[Required work]: Extract each record and reproduce it exactly.

[Records shown]:
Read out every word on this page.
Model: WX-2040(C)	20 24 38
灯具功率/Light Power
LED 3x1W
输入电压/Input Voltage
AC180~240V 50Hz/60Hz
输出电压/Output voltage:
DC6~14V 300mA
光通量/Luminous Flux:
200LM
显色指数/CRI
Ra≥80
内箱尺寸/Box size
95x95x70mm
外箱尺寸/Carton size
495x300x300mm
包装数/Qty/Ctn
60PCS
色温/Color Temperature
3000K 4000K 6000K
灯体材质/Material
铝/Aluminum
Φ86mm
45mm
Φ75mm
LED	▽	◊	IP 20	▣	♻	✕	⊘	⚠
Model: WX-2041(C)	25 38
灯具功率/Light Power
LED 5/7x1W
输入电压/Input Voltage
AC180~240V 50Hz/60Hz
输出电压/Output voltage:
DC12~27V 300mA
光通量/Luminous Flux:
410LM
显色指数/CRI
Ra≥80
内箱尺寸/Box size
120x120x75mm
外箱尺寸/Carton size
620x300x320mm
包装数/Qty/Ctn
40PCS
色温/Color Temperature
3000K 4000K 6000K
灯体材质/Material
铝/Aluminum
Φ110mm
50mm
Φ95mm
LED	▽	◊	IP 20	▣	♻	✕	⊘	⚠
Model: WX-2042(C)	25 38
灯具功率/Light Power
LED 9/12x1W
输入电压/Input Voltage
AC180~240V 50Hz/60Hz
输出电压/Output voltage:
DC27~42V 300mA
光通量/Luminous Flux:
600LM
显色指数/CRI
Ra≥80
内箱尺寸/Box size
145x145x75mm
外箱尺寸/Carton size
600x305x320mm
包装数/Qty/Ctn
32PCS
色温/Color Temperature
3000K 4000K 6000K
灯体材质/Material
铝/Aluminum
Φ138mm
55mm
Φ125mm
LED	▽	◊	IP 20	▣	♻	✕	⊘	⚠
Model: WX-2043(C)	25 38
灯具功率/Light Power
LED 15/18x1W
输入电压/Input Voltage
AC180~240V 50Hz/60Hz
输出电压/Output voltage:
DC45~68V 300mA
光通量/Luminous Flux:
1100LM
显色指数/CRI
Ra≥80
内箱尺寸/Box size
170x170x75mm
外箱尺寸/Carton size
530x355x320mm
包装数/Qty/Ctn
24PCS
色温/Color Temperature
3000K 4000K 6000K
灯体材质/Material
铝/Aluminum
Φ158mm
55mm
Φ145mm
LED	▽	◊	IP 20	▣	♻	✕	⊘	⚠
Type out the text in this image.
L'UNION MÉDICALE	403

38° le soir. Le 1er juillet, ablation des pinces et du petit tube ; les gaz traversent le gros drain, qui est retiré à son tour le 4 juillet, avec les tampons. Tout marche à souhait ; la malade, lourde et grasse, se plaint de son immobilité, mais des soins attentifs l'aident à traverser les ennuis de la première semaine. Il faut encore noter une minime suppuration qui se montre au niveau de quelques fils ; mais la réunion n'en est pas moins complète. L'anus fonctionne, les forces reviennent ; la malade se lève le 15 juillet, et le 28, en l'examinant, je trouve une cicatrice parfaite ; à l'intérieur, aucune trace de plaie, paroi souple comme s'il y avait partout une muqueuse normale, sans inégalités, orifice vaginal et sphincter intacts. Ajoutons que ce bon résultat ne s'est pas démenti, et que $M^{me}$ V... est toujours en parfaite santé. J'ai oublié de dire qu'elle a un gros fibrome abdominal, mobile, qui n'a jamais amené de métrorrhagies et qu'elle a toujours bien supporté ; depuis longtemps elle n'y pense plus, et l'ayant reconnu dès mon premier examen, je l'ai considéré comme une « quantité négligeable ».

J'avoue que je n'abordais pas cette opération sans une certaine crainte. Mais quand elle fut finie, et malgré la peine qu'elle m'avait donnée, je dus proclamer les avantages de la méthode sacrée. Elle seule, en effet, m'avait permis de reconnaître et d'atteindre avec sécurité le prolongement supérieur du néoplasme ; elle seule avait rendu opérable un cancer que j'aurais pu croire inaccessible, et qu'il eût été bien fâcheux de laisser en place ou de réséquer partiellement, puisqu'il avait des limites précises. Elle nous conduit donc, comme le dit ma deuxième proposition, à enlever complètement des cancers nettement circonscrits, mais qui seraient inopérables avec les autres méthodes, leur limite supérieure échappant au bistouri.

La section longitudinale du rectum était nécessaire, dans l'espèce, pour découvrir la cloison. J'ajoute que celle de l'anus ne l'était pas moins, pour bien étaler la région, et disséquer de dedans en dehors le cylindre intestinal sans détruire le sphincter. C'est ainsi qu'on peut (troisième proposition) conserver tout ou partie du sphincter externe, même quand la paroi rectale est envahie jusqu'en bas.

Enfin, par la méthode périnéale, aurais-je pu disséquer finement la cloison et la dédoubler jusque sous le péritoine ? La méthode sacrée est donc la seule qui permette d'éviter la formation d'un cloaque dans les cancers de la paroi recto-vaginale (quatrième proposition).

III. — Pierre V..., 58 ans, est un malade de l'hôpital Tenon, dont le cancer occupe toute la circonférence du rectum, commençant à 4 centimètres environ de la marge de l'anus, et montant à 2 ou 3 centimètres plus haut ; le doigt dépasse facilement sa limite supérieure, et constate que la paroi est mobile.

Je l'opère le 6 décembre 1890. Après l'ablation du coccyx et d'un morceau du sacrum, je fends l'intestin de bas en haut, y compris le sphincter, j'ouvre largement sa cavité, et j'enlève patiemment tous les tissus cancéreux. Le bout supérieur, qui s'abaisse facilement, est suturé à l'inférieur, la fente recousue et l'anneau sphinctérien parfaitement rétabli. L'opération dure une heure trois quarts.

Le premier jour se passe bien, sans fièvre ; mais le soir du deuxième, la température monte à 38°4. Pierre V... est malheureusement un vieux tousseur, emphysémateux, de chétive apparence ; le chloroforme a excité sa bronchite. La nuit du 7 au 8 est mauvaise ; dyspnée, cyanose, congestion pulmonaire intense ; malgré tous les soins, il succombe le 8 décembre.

[Result of the exercise]:
Read out every word on this page.
Model: WX-2040(C)	20 24 38
灯具功率/Light Power
LED 3x1W
输入电压/Input Voltage
AC180~240V 50Hz/60Hz
输出电压/Output voltage:
DC6~14V 300mA
光通量/Luminous Flux:
200LM
显色指数/CRI
Ra≥80
内箱尺寸/Box size
95x95x70mm
外箱尺寸/Carton size
495x300x300mm
包装数/Qty/Ctn
60PCS
色温/Color Temperature
3000K 4000K 6000K
灯体材质/Material
铝/Aluminum
Φ86mm
45mm
Φ75mm
LED	▽	◊	IP 20	▣	♻	✕	⊘	⚠
Model: WX-2041(C)	25 38
灯具功率/Light Power
LED 5/7x1W
输入电压/Input Voltage
AC180~240V 50Hz/60Hz
输出电压/Output voltage:
DC12~27V 300mA
光通量/Luminous Flux:
410LM
显色指数/CRI
Ra≥80
内箱尺寸/Box size
120x120x75mm
外箱尺寸/Carton size
620x300x320mm
包装数/Qty/Ctn
40PCS
色温/Color Temperature
3000K 4000K 6000K
灯体材质/Material
铝/Aluminum
Φ110mm
50mm
Φ95mm
LED	▽	◊	IP 20	▣	♻	✕	⊘	⚠
Model: WX-2042(C)	25 38
灯具功率/Light Power
LED 9/12x1W
输入电压/Input Voltage
AC180~240V 50Hz/60Hz
输出电压/Output voltage:
DC27~42V 300mA
光通量/Luminous Flux:
600LM
显色指数/CRI
Ra≥80
内箱尺寸/Box size
145x145x75mm
外箱尺寸/Carton size
600x305x320mm
包装数/Qty/Ctn
32PCS
色温/Color Temperature
3000K 4000K 6000K
灯体材质/Material
铝/Aluminum
Φ138mm
55mm
Φ125mm
LED	▽	◊	IP 20	▣	♻	✕	⊘	⚠
Model: WX-2043(C)	25 38
灯具功率/Light Power
LED 15/18x1W
输入电压/Input Voltage
AC180~240V 50Hz/60Hz
输出电压/Output voltage:
DC45~68V 300mA
光通量/Luminous Flux:
1100LM
显色指数/CRI
Ra≥80
内箱尺寸/Box size
170x170x75mm
外箱尺寸/Carton size
530x355x320mm
包装数/Qty/Ctn
24PCS
色温/Color Temperature
3000K 4000K 6000K
灯体材质/Material
铝/Aluminum
Φ158mm
55mm
Φ145mm
LED	▽	◊	IP 20	▣	♻	✕	⊘	⚠
Type out the text in this image.
L'UNION MÉDICALE	403

38° le soir. Le 1er juillet, ablation des pinces et du petit tube ; les gaz traversent le gros drain, qui est retiré à son tour le 4 juillet, avec les tampons. Tout marche à souhait ; la malade, lourde et grasse, se plaint de son immobilité, mais des soins attentifs l'aident à traverser les ennuis de la première semaine. Il faut encore noter une minime suppuration qui se montre au niveau de quelques fils ; mais la réunion n'en est pas moins complète. L'anus fonctionne, les forces reviennent ; la malade se lève le 15 juillet, et le 28, en l'examinant, je trouve une cicatrice parfaite ; à l'intérieur, aucune trace de plaie, paroi souple comme s'il y avait partout une muqueuse normale, sans inégalités, orifice vaginal et sphincter intacts. Ajoutons que ce bon résultat ne s'est pas démenti, et que $M^{me}$ V... est toujours en parfaite santé. J'ai oublié de dire qu'elle a un gros fibrome abdominal, mobile, qui n'a jamais amené de métrorrhagies et qu'elle a toujours bien supporté ; depuis longtemps elle n'y pense plus, et l'ayant reconnu dès mon premier examen, je l'ai considéré comme une « quantité négligeable ».

J'avoue que je n'abordais pas cette opération sans une certaine crainte. Mais quand elle fut finie, et malgré la peine qu'elle m'avait donnée, je dus proclamer les avantages de la méthode sacrée. Elle seule, en effet, m'avait permis de reconnaître et d'atteindre avec sécurité le prolongement supérieur du néoplasme ; elle seule avait rendu opérable un cancer que j'aurais pu croire inaccessible, et qu'il eût été bien fâcheux de laisser en place ou de réséquer partiellement, puisqu'il avait des limites précises. Elle nous conduit donc, comme le dit ma deuxième proposition, à enlever complètement des cancers nettement circonscrits, mais qui seraient inopérables avec les autres méthodes, leur limite supérieure échappant au bistouri.

La section longitudinale du rectum était nécessaire, dans l'espèce, pour découvrir la cloison. J'ajoute que celle de l'anus ne l'était pas moins, pour bien étaler la région, et disséquer de dedans en dehors le cylindre intestinal sans détruire le sphincter. C'est ainsi qu'on peut (troisième proposition) conserver tout ou partie du sphincter externe, même quand la paroi rectale est envahie jusqu'en bas.

Enfin, par la méthode périnéale, aurais-je pu disséquer finement la cloison et la dédoubler jusque sous le péritoine ? La méthode sacrée est donc la seule qui permette d'éviter la formation d'un cloaque dans les cancers de la paroi recto-vaginale (quatrième proposition).

III. — Pierre V..., 58 ans, est un malade de l'hôpital Tenon, dont le cancer occupe toute la circonférence du rectum, commençant à 4 centimètres environ de la marge de l'anus, et montant à 2 ou 3 centimètres plus haut ; le doigt dépasse facilement sa limite supérieure, et constate que la paroi est mobile.

Je l'opère le 6 décembre 1890. Après l'ablation du coccyx et d'un morceau du sacrum, je fends l'intestin de bas en haut, y compris le sphincter, j'ouvre largement sa cavité, et j'enlève patiemment tous les tissus cancéreux. Le bout supérieur, qui s'abaisse facilement, est suturé à l'inférieur, la fente recousue et l'anneau sphinctérien parfaitement rétabli. L'opération dure une heure trois quarts.

Le premier jour se passe bien, sans fièvre ; mais le soir du deuxième, la température monte à 38°4. Pierre V... est malheureusement un vieux tousseur, emphysémateux, de chétive apparence ; le chloroforme a excité sa bronchite. La nuit du 7 au 8 est mauvaise ; dyspnée, cyanose, congestion pulmonaire intense ; malgré tous les soins, il succombe le 8 décembre.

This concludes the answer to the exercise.